Task instructions: Set out every line of the listing below as a numbered list, leaving out any blank lines.

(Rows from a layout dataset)
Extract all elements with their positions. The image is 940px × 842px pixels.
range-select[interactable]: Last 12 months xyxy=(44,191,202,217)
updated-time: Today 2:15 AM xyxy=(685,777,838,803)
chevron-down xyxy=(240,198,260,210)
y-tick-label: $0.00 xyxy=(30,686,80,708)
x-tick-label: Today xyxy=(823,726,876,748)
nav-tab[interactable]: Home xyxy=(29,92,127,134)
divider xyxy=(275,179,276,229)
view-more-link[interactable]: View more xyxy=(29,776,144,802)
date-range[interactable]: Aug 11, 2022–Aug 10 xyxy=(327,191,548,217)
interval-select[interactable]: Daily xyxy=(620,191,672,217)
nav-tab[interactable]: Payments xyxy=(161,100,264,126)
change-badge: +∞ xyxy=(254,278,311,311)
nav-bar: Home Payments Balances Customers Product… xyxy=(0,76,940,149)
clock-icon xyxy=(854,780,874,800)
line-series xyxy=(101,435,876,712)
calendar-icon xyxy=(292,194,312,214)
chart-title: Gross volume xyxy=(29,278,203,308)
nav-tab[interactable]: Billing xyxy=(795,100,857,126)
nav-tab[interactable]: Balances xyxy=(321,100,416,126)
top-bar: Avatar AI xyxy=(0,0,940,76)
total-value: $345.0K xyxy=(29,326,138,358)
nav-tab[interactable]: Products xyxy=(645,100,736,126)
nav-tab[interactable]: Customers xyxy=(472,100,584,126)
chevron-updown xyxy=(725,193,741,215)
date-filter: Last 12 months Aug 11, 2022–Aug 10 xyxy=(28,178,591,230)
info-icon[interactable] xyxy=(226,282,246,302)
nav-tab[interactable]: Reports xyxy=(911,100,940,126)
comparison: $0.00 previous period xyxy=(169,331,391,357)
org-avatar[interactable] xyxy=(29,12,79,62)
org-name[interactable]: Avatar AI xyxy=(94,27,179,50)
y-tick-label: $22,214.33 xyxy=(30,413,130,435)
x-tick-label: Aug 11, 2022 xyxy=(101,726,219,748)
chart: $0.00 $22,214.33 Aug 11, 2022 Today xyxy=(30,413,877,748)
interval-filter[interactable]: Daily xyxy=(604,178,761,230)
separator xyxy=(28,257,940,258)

Final result:
1. Extract all elements with their positions. The image is 940px × 842px pixels.
2. range-select[interactable]: Last 12 months xyxy=(44,191,202,217)
3. updated-time: Today 2:15 AM xyxy=(685,777,838,803)
4. chevron-down xyxy=(240,198,260,210)
5. y-tick-label: $0.00 xyxy=(30,686,80,708)
6. x-tick-label: Today xyxy=(823,726,876,748)
7. nav-tab[interactable]: Home xyxy=(29,92,127,134)
8. divider xyxy=(275,179,276,229)
9. view-more-link[interactable]: View more xyxy=(29,776,144,802)
10. date-range[interactable]: Aug 11, 2022–Aug 10 xyxy=(327,191,548,217)
11. interval-select[interactable]: Daily xyxy=(620,191,672,217)
12. nav-tab[interactable]: Payments xyxy=(161,100,264,126)
13. change-badge: +∞ xyxy=(254,278,311,311)
14. nav-bar: Home Payments Balances Customers Product… xyxy=(0,76,940,149)
15. clock-icon xyxy=(854,780,874,800)
16. line-series xyxy=(101,435,876,712)
17. calendar-icon xyxy=(292,194,312,214)
18. chart-title: Gross volume xyxy=(29,278,203,308)
19. nav-tab[interactable]: Billing xyxy=(795,100,857,126)
20. nav-tab[interactable]: Balances xyxy=(321,100,416,126)
21. top-bar: Avatar AI xyxy=(0,0,940,76)
22. total-value: $345.0K xyxy=(29,326,138,358)
23. nav-tab[interactable]: Products xyxy=(645,100,736,126)
24. nav-tab[interactable]: Customers xyxy=(472,100,584,126)
25. chevron-updown xyxy=(725,193,741,215)
26. date-filter: Last 12 months Aug 11, 2022–Aug 10 xyxy=(28,178,591,230)
27. info-icon[interactable] xyxy=(226,282,246,302)
28. nav-tab[interactable]: Reports xyxy=(911,100,940,126)
29. comparison: $0.00 previous period xyxy=(169,331,391,357)
30. org-avatar[interactable] xyxy=(29,12,79,62)
31. org-name[interactable]: Avatar AI xyxy=(94,27,179,50)
32. y-tick-label: $22,214.33 xyxy=(30,413,130,435)
33. x-tick-label: Aug 11, 2022 xyxy=(101,726,219,748)
34. chart: $0.00 $22,214.33 Aug 11, 2022 Today xyxy=(30,413,877,748)
35. interval-filter[interactable]: Daily xyxy=(604,178,761,230)
36. separator xyxy=(28,257,940,258)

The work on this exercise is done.